(Stored data)
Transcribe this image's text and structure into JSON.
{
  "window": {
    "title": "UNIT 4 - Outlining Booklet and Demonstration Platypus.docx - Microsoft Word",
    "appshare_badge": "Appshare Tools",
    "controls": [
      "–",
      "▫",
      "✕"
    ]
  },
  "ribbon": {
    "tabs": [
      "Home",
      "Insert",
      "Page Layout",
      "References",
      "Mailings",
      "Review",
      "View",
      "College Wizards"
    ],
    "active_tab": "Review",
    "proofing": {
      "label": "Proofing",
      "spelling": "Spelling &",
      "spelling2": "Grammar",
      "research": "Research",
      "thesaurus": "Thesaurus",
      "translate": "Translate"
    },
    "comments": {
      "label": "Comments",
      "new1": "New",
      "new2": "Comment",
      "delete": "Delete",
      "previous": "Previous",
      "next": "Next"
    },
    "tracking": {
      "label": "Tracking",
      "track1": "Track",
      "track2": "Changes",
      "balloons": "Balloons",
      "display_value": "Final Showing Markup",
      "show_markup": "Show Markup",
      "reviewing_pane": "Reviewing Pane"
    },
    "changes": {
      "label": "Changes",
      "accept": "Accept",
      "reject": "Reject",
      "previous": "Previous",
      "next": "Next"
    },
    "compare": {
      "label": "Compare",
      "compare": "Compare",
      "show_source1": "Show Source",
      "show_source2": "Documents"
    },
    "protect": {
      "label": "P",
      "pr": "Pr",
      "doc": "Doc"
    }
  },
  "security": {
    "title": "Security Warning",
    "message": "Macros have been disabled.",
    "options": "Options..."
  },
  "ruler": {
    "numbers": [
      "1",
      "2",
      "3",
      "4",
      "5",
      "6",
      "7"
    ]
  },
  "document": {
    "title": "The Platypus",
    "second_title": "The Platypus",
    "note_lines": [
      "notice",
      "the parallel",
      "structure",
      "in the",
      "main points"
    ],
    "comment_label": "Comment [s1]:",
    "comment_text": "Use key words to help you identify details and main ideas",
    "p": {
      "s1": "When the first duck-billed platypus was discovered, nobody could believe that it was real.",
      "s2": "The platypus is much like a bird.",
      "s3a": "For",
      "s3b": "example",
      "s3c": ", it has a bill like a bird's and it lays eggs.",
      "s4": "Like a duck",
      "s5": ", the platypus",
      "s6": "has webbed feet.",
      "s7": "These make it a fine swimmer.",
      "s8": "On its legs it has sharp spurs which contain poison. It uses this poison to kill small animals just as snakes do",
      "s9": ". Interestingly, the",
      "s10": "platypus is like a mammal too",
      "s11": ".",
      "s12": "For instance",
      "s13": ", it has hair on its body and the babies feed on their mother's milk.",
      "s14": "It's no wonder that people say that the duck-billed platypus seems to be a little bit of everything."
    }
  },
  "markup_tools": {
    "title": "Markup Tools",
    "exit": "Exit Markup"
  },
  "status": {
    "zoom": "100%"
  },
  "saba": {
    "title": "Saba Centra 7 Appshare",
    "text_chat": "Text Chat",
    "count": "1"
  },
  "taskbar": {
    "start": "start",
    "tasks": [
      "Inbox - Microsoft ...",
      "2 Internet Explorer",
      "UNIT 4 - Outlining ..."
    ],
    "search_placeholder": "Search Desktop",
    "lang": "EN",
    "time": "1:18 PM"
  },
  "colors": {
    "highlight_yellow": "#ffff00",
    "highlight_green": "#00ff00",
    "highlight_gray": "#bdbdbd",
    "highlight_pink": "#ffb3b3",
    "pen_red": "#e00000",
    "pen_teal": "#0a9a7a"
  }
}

» Problem statement:
All of the lines above must be returned exactly.

» Task output:
Transcribe this image's text and structure into JSON.
{
  "window": {
    "title": "UNIT 4 - Outlining Booklet and Demonstration Platypus.docx - Microsoft Word",
    "appshare_badge": "Appshare Tools",
    "controls": [
      "–",
      "▫",
      "✕"
    ]
  },
  "ribbon": {
    "tabs": [
      "Home",
      "Insert",
      "Page Layout",
      "References",
      "Mailings",
      "Review",
      "View",
      "College Wizards"
    ],
    "active_tab": "Review",
    "proofing": {
      "label": "Proofing",
      "spelling": "Spelling &",
      "spelling2": "Grammar",
      "research": "Research",
      "thesaurus": "Thesaurus",
      "translate": "Translate"
    },
    "comments": {
      "label": "Comments",
      "new1": "New",
      "new2": "Comment",
      "delete": "Delete",
      "previous": "Previous",
      "next": "Next"
    },
    "tracking": {
      "label": "Tracking",
      "track1": "Track",
      "track2": "Changes",
      "balloons": "Balloons",
      "display_value": "Final Showing Markup",
      "show_markup": "Show Markup",
      "reviewing_pane": "Reviewing Pane"
    },
    "changes": {
      "label": "Changes",
      "accept": "Accept",
      "reject": "Reject",
      "previous": "Previous",
      "next": "Next"
    },
    "compare": {
      "label": "Compare",
      "compare": "Compare",
      "show_source1": "Show Source",
      "show_source2": "Documents"
    },
    "protect": {
      "label": "P",
      "pr": "Pr",
      "doc": "Doc"
    }
  },
  "security": {
    "title": "Security Warning",
    "message": "Macros have been disabled.",
    "options": "Options..."
  },
  "ruler": {
    "numbers": [
      "1",
      "2",
      "3",
      "4",
      "5",
      "6",
      "7"
    ]
  },
  "document": {
    "title": "The Platypus",
    "second_title": "The Platypus",
    "note_lines": [
      "notice",
      "the parallel",
      "structure",
      "in the",
      "main points"
    ],
    "comment_label": "Comment [s1]:",
    "comment_text": "Use key words to help you identify details and main ideas",
    "p": {
      "s1": "When the first duck-billed platypus was discovered, nobody could believe that it was real.",
      "s2": "The platypus is much like a bird.",
      "s3a": "For",
      "s3b": "example",
      "s3c": ", it has a bill like a bird's and it lays eggs.",
      "s4": "Like a duck",
      "s5": ", the platypus",
      "s6": "has webbed feet.",
      "s7": "These make it a fine swimmer.",
      "s8": "On its legs it has sharp spurs which contain poison. It uses this poison to kill small animals just as snakes do",
      "s9": ". Interestingly, the",
      "s10": "platypus is like a mammal too",
      "s11": ".",
      "s12": "For instance",
      "s13": ", it has hair on its body and the babies feed on their mother's milk.",
      "s14": "It's no wonder that people say that the duck-billed platypus seems to be a little bit of everything."
    }
  },
  "markup_tools": {
    "title": "Markup Tools",
    "exit": "Exit Markup"
  },
  "status": {
    "zoom": "100%"
  },
  "saba": {
    "title": "Saba Centra 7 Appshare",
    "text_chat": "Text Chat",
    "count": "1"
  },
  "taskbar": {
    "start": "start",
    "tasks": [
      "Inbox - Microsoft ...",
      "2 Internet Explorer",
      "UNIT 4 - Outlining ..."
    ],
    "search_placeholder": "Search Desktop",
    "lang": "EN",
    "time": "1:18 PM"
  },
  "colors": {
    "highlight_yellow": "#ffff00",
    "highlight_green": "#00ff00",
    "highlight_gray": "#bdbdbd",
    "highlight_pink": "#ffb3b3",
    "pen_red": "#e00000",
    "pen_teal": "#0a9a7a"
  }
}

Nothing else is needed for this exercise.